---------- Recorded data ----------

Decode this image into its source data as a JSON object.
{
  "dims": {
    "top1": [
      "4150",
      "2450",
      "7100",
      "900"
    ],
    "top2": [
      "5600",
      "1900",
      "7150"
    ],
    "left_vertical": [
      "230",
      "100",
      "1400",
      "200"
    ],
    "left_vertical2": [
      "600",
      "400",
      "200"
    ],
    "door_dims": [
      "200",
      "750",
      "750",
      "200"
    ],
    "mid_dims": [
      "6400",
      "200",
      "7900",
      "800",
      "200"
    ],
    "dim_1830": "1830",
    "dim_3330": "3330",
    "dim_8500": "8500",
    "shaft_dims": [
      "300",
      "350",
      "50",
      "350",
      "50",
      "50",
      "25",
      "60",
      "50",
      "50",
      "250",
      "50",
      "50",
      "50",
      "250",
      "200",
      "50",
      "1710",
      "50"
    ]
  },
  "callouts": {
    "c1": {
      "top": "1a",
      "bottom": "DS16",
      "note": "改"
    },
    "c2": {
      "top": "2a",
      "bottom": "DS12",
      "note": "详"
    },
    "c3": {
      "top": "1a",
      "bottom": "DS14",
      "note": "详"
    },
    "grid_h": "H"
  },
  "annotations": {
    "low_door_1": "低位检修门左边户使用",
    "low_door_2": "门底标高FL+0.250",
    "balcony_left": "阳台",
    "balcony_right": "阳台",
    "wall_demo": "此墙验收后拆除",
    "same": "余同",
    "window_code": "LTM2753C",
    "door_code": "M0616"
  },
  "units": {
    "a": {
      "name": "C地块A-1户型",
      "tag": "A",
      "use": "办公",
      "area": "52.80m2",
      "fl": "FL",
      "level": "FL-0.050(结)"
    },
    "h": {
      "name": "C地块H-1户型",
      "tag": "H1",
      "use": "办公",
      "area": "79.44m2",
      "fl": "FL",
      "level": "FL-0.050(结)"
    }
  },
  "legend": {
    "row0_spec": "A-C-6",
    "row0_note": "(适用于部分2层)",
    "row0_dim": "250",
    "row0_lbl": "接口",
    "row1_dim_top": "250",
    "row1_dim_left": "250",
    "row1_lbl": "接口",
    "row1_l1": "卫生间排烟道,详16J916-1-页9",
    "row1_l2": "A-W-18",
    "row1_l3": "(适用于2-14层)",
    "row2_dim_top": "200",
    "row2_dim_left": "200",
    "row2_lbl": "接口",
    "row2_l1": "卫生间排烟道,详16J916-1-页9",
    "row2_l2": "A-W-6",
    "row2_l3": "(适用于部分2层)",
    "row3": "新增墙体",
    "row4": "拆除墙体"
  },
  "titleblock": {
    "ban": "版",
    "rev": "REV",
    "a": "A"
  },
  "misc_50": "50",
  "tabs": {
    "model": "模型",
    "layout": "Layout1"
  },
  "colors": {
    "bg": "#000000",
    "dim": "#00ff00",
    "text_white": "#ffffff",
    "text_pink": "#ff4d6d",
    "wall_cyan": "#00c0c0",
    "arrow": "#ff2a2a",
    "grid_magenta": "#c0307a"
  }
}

----------

Task directions
Which lines above contain the word "bottom"? Copy each of them.

Solution for this task
      "bottom": "DS16",
      "bottom": "DS12",
      "bottom": "DS14",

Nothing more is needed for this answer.